## What you need to do
Repeat the listing that follows, character for character, minus the pictures.

[Figure content listings]
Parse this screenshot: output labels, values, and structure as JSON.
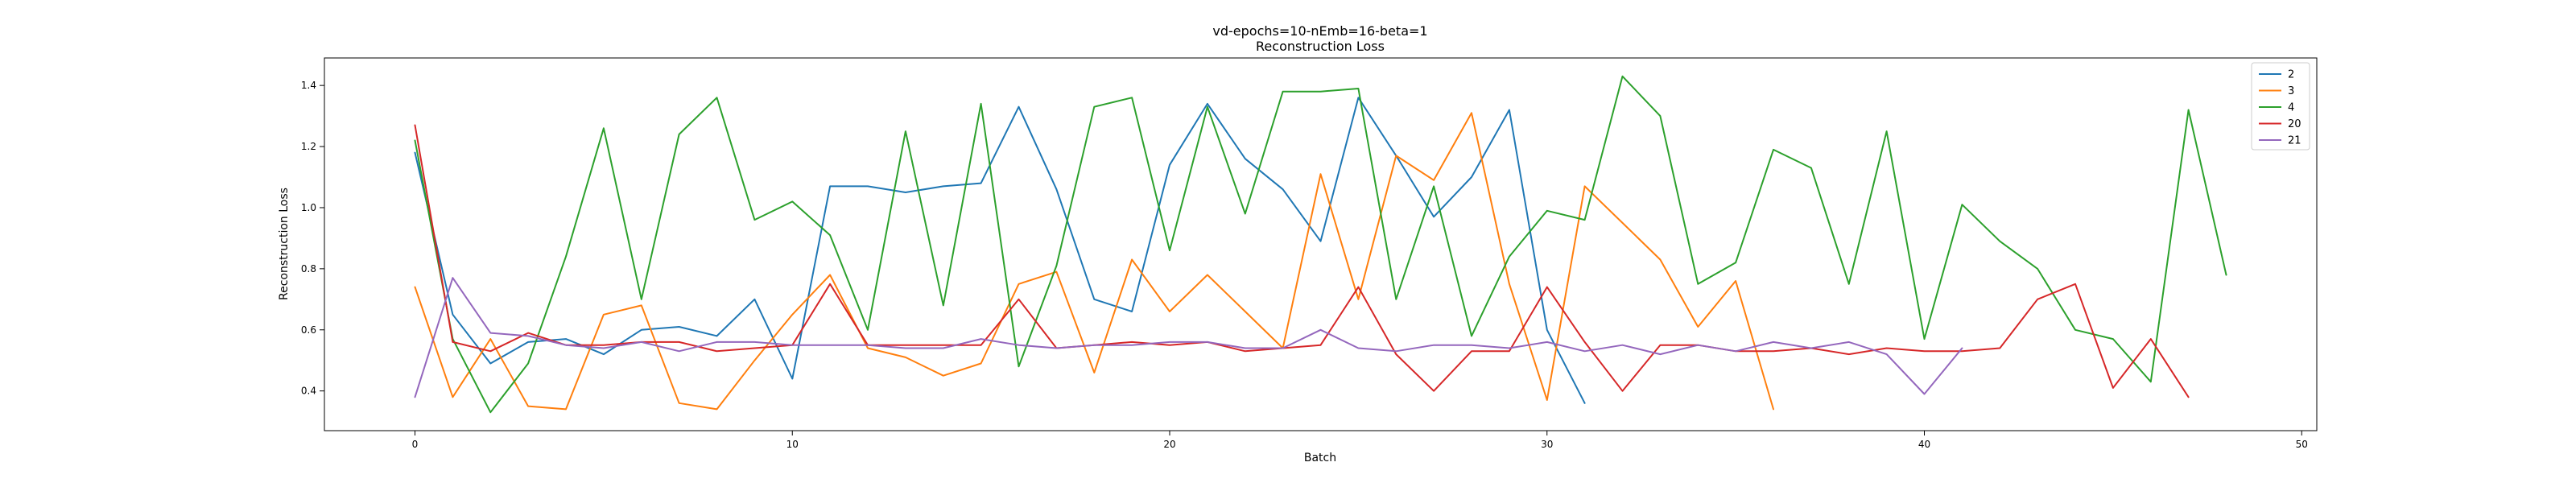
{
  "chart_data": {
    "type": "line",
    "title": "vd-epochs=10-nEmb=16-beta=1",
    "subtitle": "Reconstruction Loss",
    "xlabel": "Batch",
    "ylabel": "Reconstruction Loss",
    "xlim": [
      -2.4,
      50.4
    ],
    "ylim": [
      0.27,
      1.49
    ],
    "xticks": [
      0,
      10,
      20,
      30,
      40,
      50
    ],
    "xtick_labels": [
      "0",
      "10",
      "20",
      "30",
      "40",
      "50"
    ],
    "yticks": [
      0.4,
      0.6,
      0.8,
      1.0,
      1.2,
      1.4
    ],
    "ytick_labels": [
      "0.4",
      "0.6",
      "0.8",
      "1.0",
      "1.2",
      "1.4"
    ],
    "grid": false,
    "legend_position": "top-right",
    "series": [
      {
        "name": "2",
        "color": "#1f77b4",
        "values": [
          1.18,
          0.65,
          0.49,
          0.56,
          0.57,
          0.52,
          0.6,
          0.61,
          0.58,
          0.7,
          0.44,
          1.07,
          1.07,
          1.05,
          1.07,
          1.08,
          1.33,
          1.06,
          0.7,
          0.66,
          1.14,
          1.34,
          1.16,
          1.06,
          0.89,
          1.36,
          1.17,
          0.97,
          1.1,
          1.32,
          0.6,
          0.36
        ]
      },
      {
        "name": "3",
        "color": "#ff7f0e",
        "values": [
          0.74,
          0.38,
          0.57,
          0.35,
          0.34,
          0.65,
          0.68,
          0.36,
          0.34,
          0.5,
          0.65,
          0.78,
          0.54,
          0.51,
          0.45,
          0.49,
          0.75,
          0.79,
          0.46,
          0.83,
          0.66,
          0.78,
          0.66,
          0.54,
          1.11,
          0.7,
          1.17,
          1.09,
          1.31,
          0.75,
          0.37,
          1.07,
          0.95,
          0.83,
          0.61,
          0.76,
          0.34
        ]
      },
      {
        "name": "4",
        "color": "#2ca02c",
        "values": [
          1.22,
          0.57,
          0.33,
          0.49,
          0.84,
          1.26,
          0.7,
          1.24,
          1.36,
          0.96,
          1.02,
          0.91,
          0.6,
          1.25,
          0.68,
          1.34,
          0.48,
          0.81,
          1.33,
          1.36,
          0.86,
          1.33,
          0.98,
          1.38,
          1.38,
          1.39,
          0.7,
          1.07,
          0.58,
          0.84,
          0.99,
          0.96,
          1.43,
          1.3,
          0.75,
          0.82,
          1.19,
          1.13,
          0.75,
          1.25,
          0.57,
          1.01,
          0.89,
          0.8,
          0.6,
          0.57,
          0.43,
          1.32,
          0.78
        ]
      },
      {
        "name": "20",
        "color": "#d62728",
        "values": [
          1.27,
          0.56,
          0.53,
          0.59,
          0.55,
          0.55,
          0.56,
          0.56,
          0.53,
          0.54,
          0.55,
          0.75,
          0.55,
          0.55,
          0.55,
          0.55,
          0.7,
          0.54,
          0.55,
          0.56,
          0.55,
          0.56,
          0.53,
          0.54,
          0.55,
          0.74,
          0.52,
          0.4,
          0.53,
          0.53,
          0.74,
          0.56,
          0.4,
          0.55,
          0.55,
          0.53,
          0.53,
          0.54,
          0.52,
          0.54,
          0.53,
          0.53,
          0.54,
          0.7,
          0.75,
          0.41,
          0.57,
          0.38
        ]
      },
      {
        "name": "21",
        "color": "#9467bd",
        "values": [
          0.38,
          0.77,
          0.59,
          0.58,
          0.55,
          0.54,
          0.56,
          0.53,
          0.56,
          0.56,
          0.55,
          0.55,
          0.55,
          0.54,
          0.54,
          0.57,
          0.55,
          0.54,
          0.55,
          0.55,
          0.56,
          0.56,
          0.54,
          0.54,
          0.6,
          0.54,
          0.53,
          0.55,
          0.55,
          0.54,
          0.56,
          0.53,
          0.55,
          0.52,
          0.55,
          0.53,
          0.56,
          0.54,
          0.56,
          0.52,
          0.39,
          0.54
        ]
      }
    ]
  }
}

## Task answer
Parse this screenshot: output labels, values, and structure as JSON.
{
  "chart_data": {
    "type": "line",
    "title": "vd-epochs=10-nEmb=16-beta=1",
    "subtitle": "Reconstruction Loss",
    "xlabel": "Batch",
    "ylabel": "Reconstruction Loss",
    "xlim": [
      -2.4,
      50.4
    ],
    "ylim": [
      0.27,
      1.49
    ],
    "xticks": [
      0,
      10,
      20,
      30,
      40,
      50
    ],
    "xtick_labels": [
      "0",
      "10",
      "20",
      "30",
      "40",
      "50"
    ],
    "yticks": [
      0.4,
      0.6,
      0.8,
      1.0,
      1.2,
      1.4
    ],
    "ytick_labels": [
      "0.4",
      "0.6",
      "0.8",
      "1.0",
      "1.2",
      "1.4"
    ],
    "grid": false,
    "legend_position": "top-right",
    "series": [
      {
        "name": "2",
        "color": "#1f77b4",
        "values": [
          1.18,
          0.65,
          0.49,
          0.56,
          0.57,
          0.52,
          0.6,
          0.61,
          0.58,
          0.7,
          0.44,
          1.07,
          1.07,
          1.05,
          1.07,
          1.08,
          1.33,
          1.06,
          0.7,
          0.66,
          1.14,
          1.34,
          1.16,
          1.06,
          0.89,
          1.36,
          1.17,
          0.97,
          1.1,
          1.32,
          0.6,
          0.36
        ]
      },
      {
        "name": "3",
        "color": "#ff7f0e",
        "values": [
          0.74,
          0.38,
          0.57,
          0.35,
          0.34,
          0.65,
          0.68,
          0.36,
          0.34,
          0.5,
          0.65,
          0.78,
          0.54,
          0.51,
          0.45,
          0.49,
          0.75,
          0.79,
          0.46,
          0.83,
          0.66,
          0.78,
          0.66,
          0.54,
          1.11,
          0.7,
          1.17,
          1.09,
          1.31,
          0.75,
          0.37,
          1.07,
          0.95,
          0.83,
          0.61,
          0.76,
          0.34
        ]
      },
      {
        "name": "4",
        "color": "#2ca02c",
        "values": [
          1.22,
          0.57,
          0.33,
          0.49,
          0.84,
          1.26,
          0.7,
          1.24,
          1.36,
          0.96,
          1.02,
          0.91,
          0.6,
          1.25,
          0.68,
          1.34,
          0.48,
          0.81,
          1.33,
          1.36,
          0.86,
          1.33,
          0.98,
          1.38,
          1.38,
          1.39,
          0.7,
          1.07,
          0.58,
          0.84,
          0.99,
          0.96,
          1.43,
          1.3,
          0.75,
          0.82,
          1.19,
          1.13,
          0.75,
          1.25,
          0.57,
          1.01,
          0.89,
          0.8,
          0.6,
          0.57,
          0.43,
          1.32,
          0.78
        ]
      },
      {
        "name": "20",
        "color": "#d62728",
        "values": [
          1.27,
          0.56,
          0.53,
          0.59,
          0.55,
          0.55,
          0.56,
          0.56,
          0.53,
          0.54,
          0.55,
          0.75,
          0.55,
          0.55,
          0.55,
          0.55,
          0.7,
          0.54,
          0.55,
          0.56,
          0.55,
          0.56,
          0.53,
          0.54,
          0.55,
          0.74,
          0.52,
          0.4,
          0.53,
          0.53,
          0.74,
          0.56,
          0.4,
          0.55,
          0.55,
          0.53,
          0.53,
          0.54,
          0.52,
          0.54,
          0.53,
          0.53,
          0.54,
          0.7,
          0.75,
          0.41,
          0.57,
          0.38
        ]
      },
      {
        "name": "21",
        "color": "#9467bd",
        "values": [
          0.38,
          0.77,
          0.59,
          0.58,
          0.55,
          0.54,
          0.56,
          0.53,
          0.56,
          0.56,
          0.55,
          0.55,
          0.55,
          0.54,
          0.54,
          0.57,
          0.55,
          0.54,
          0.55,
          0.55,
          0.56,
          0.56,
          0.54,
          0.54,
          0.6,
          0.54,
          0.53,
          0.55,
          0.55,
          0.54,
          0.56,
          0.53,
          0.55,
          0.52,
          0.55,
          0.53,
          0.56,
          0.54,
          0.56,
          0.52,
          0.39,
          0.54
        ]
      }
    ]
  }
}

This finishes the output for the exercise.